Dataset extract:
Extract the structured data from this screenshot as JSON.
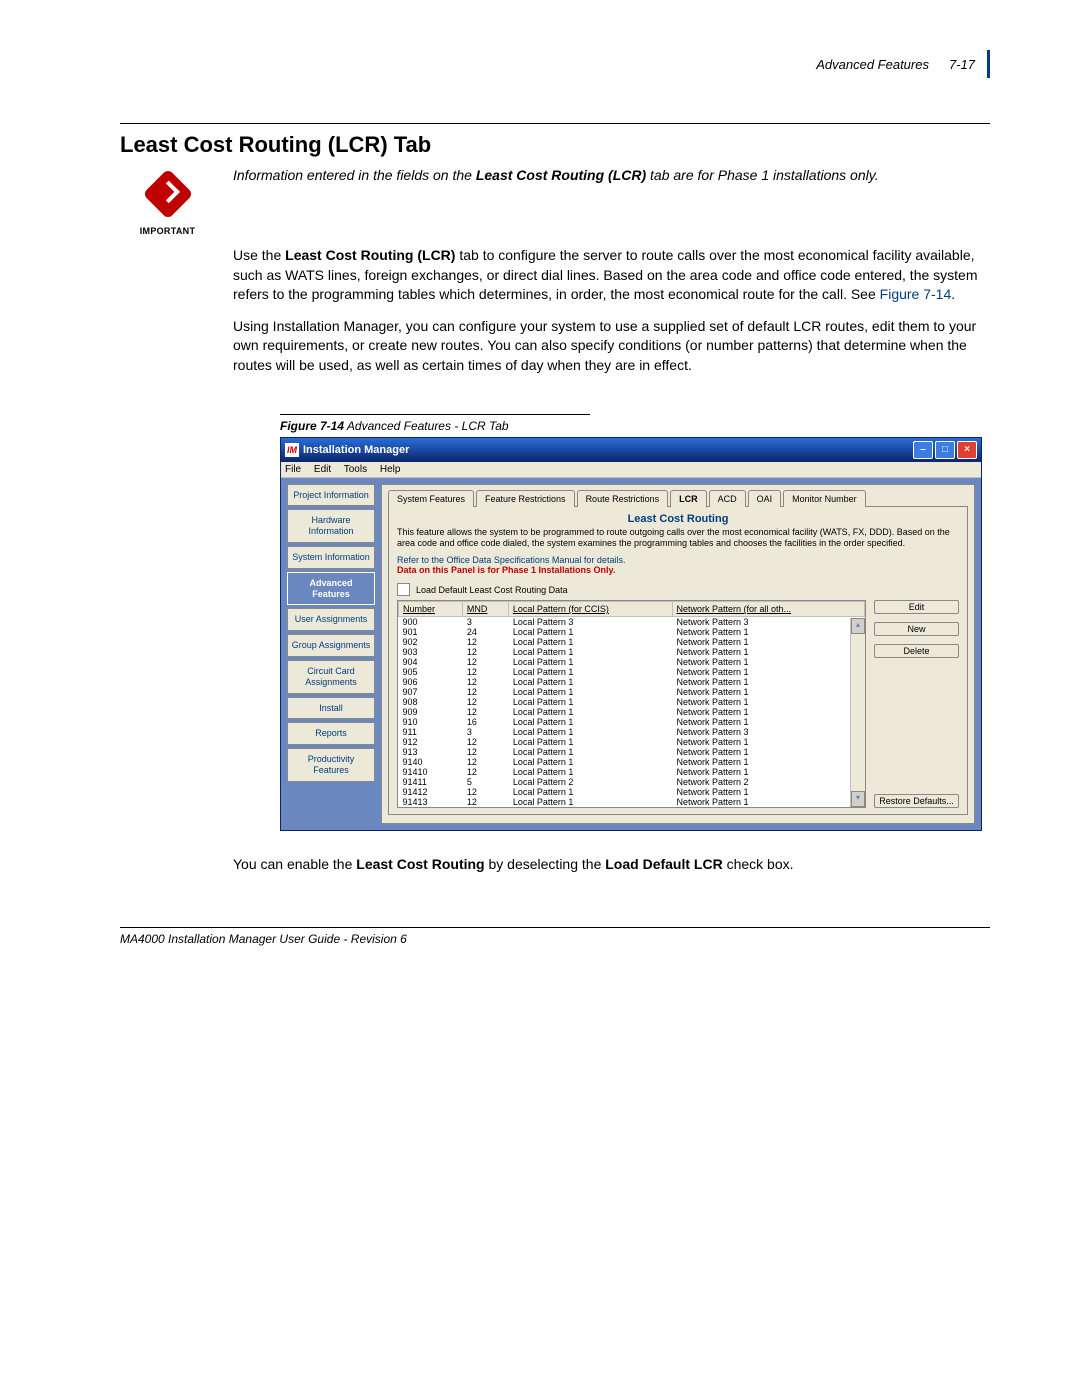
{
  "header": {
    "section": "Advanced Features",
    "page": "7-17"
  },
  "title": "Least Cost Routing (LCR) Tab",
  "important_label": "IMPORTANT",
  "intro_italic_prefix": "Information entered in the fields on the ",
  "intro_italic_bold": "Least Cost Routing (LCR)",
  "intro_italic_suffix": " tab are for Phase 1 installations only.",
  "para1a": "Use the ",
  "para1_bold": "Least Cost Routing (LCR)",
  "para1b": " tab to configure the server to route calls over the most economical facility available, such as WATS lines, foreign exchanges, or direct dial lines. Based on the area code and office code entered, the system refers to the programming tables which determines, in order, the most economical route for the call. See ",
  "para1_figref": "Figure 7-14",
  "para1c": ".",
  "para2": "Using Installation Manager, you can configure your system to use a supplied set of default LCR routes, edit them to your own requirements, or create new routes. You can also specify conditions (or number patterns) that determine when the routes will be used, as well as certain times of day when they are in effect.",
  "figure_caption_label": "Figure 7-14",
  "figure_caption_text": "  Advanced Features - LCR Tab",
  "window": {
    "title": "Installation Manager",
    "menus": [
      "File",
      "Edit",
      "Tools",
      "Help"
    ],
    "sidebar": [
      "Project Information",
      "Hardware Information",
      "System Information",
      "Advanced Features",
      "User Assignments",
      "Group Assignments",
      "Circuit Card Assignments",
      "Install",
      "Reports",
      "Productivity Features"
    ],
    "sidebar_active_index": 3,
    "tabs": [
      "System Features",
      "Feature Restrictions",
      "Route Restrictions",
      "LCR",
      "ACD",
      "OAI",
      "Monitor Number"
    ],
    "tabs_active_index": 3,
    "panel_title": "Least Cost Routing",
    "panel_desc": "This feature allows the system to be programmed to route outgoing calls over the most economical facility (WATS, FX, DDD). Based on the area code and office code dialed, the system examines the programming tables and chooses the facilities in the order specified.",
    "panel_note1": "Refer to the Office Data Specifications Manual for details.",
    "panel_note2": "Data on this Panel is for Phase 1 Installations Only.",
    "checkbox_label": "Load Default Least Cost Routing Data",
    "columns": [
      "Number",
      "MND",
      "Local Pattern (for CCIS)",
      "Network Pattern (for all oth..."
    ],
    "rows": [
      [
        "900",
        "3",
        "Local Pattern 3",
        "Network Pattern 3"
      ],
      [
        "901",
        "24",
        "Local Pattern 1",
        "Network Pattern 1"
      ],
      [
        "902",
        "12",
        "Local Pattern 1",
        "Network Pattern 1"
      ],
      [
        "903",
        "12",
        "Local Pattern 1",
        "Network Pattern 1"
      ],
      [
        "904",
        "12",
        "Local Pattern 1",
        "Network Pattern 1"
      ],
      [
        "905",
        "12",
        "Local Pattern 1",
        "Network Pattern 1"
      ],
      [
        "906",
        "12",
        "Local Pattern 1",
        "Network Pattern 1"
      ],
      [
        "907",
        "12",
        "Local Pattern 1",
        "Network Pattern 1"
      ],
      [
        "908",
        "12",
        "Local Pattern 1",
        "Network Pattern 1"
      ],
      [
        "909",
        "12",
        "Local Pattern 1",
        "Network Pattern 1"
      ],
      [
        "910",
        "16",
        "Local Pattern 1",
        "Network Pattern 1"
      ],
      [
        "911",
        "3",
        "Local Pattern 1",
        "Network Pattern 3"
      ],
      [
        "912",
        "12",
        "Local Pattern 1",
        "Network Pattern 1"
      ],
      [
        "913",
        "12",
        "Local Pattern 1",
        "Network Pattern 1"
      ],
      [
        "9140",
        "12",
        "Local Pattern 1",
        "Network Pattern 1"
      ],
      [
        "91410",
        "12",
        "Local Pattern 1",
        "Network Pattern 1"
      ],
      [
        "91411",
        "5",
        "Local Pattern 2",
        "Network Pattern 2"
      ],
      [
        "91412",
        "12",
        "Local Pattern 1",
        "Network Pattern 1"
      ],
      [
        "91413",
        "12",
        "Local Pattern 1",
        "Network Pattern 1"
      ]
    ],
    "buttons": {
      "edit": "Edit",
      "new": "New",
      "delete": "Delete",
      "restore": "Restore Defaults..."
    }
  },
  "para3a": "You can enable the ",
  "para3_bold1": "Least Cost Routing",
  "para3b": " by deselecting the ",
  "para3_bold2": "Load Default LCR",
  "para3c": " check box.",
  "footer": "MA4000 Installation Manager User Guide - Revision 6"
}
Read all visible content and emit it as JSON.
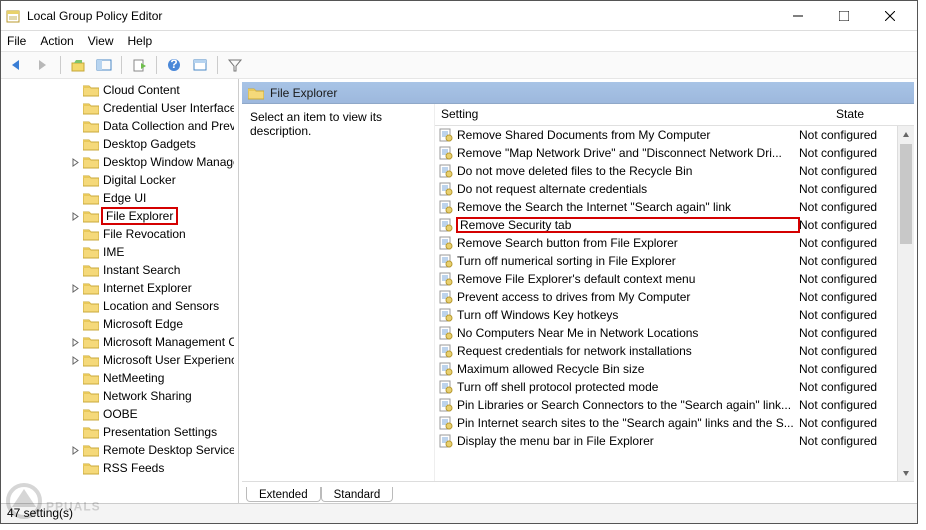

Task details:
Your task is to return the entries above exactly, with no pictures.

Expected answer:
Extract the structured data from this screenshot as JSON.
{
  "header": {
    "section": "Advanced Features",
    "page": "7-17"
  },
  "title": "Least Cost Routing (LCR) Tab",
  "important_label": "IMPORTANT",
  "intro_italic_prefix": "Information entered in the fields on the ",
  "intro_italic_bold": "Least Cost Routing (LCR)",
  "intro_italic_suffix": " tab are for Phase 1 installations only.",
  "para1a": "Use the ",
  "para1_bold": "Least Cost Routing (LCR)",
  "para1b": " tab to configure the server to route calls over the most economical facility available, such as WATS lines, foreign exchanges, or direct dial lines. Based on the area code and office code entered, the system refers to the programming tables which determines, in order, the most economical route for the call. See ",
  "para1_figref": "Figure 7-14",
  "para1c": ".",
  "para2": "Using Installation Manager, you can configure your system to use a supplied set of default LCR routes, edit them to your own requirements, or create new routes. You can also specify conditions (or number patterns) that determine when the routes will be used, as well as certain times of day when they are in effect.",
  "figure_caption_label": "Figure 7-14",
  "figure_caption_text": "  Advanced Features - LCR Tab",
  "window": {
    "title": "Installation Manager",
    "menus": [
      "File",
      "Edit",
      "Tools",
      "Help"
    ],
    "sidebar": [
      "Project Information",
      "Hardware Information",
      "System Information",
      "Advanced Features",
      "User Assignments",
      "Group Assignments",
      "Circuit Card Assignments",
      "Install",
      "Reports",
      "Productivity Features"
    ],
    "sidebar_active_index": 3,
    "tabs": [
      "System Features",
      "Feature Restrictions",
      "Route Restrictions",
      "LCR",
      "ACD",
      "OAI",
      "Monitor Number"
    ],
    "tabs_active_index": 3,
    "panel_title": "Least Cost Routing",
    "panel_desc": "This feature allows the system to be programmed to route outgoing calls over the most economical facility (WATS, FX, DDD). Based on the area code and office code dialed, the system examines the programming tables and chooses the facilities in the order specified.",
    "panel_note1": "Refer to the Office Data Specifications Manual for details.",
    "panel_note2": "Data on this Panel is for Phase 1 Installations Only.",
    "checkbox_label": "Load Default Least Cost Routing Data",
    "columns": [
      "Number",
      "MND",
      "Local Pattern (for CCIS)",
      "Network Pattern (for all oth..."
    ],
    "rows": [
      [
        "900",
        "3",
        "Local Pattern 3",
        "Network Pattern 3"
      ],
      [
        "901",
        "24",
        "Local Pattern 1",
        "Network Pattern 1"
      ],
      [
        "902",
        "12",
        "Local Pattern 1",
        "Network Pattern 1"
      ],
      [
        "903",
        "12",
        "Local Pattern 1",
        "Network Pattern 1"
      ],
      [
        "904",
        "12",
        "Local Pattern 1",
        "Network Pattern 1"
      ],
      [
        "905",
        "12",
        "Local Pattern 1",
        "Network Pattern 1"
      ],
      [
        "906",
        "12",
        "Local Pattern 1",
        "Network Pattern 1"
      ],
      [
        "907",
        "12",
        "Local Pattern 1",
        "Network Pattern 1"
      ],
      [
        "908",
        "12",
        "Local Pattern 1",
        "Network Pattern 1"
      ],
      [
        "909",
        "12",
        "Local Pattern 1",
        "Network Pattern 1"
      ],
      [
        "910",
        "16",
        "Local Pattern 1",
        "Network Pattern 1"
      ],
      [
        "911",
        "3",
        "Local Pattern 1",
        "Network Pattern 3"
      ],
      [
        "912",
        "12",
        "Local Pattern 1",
        "Network Pattern 1"
      ],
      [
        "913",
        "12",
        "Local Pattern 1",
        "Network Pattern 1"
      ],
      [
        "9140",
        "12",
        "Local Pattern 1",
        "Network Pattern 1"
      ],
      [
        "91410",
        "12",
        "Local Pattern 1",
        "Network Pattern 1"
      ],
      [
        "91411",
        "5",
        "Local Pattern 2",
        "Network Pattern 2"
      ],
      [
        "91412",
        "12",
        "Local Pattern 1",
        "Network Pattern 1"
      ],
      [
        "91413",
        "12",
        "Local Pattern 1",
        "Network Pattern 1"
      ]
    ],
    "buttons": {
      "edit": "Edit",
      "new": "New",
      "delete": "Delete",
      "restore": "Restore Defaults..."
    }
  },
  "para3a": "You can enable the ",
  "para3_bold1": "Least Cost Routing",
  "para3b": " by deselecting the ",
  "para3_bold2": "Load Default LCR",
  "para3c": " check box.",
  "footer": "MA4000 Installation Manager User Guide - Revision 6"
}
Read all visible content and emit it as JSON.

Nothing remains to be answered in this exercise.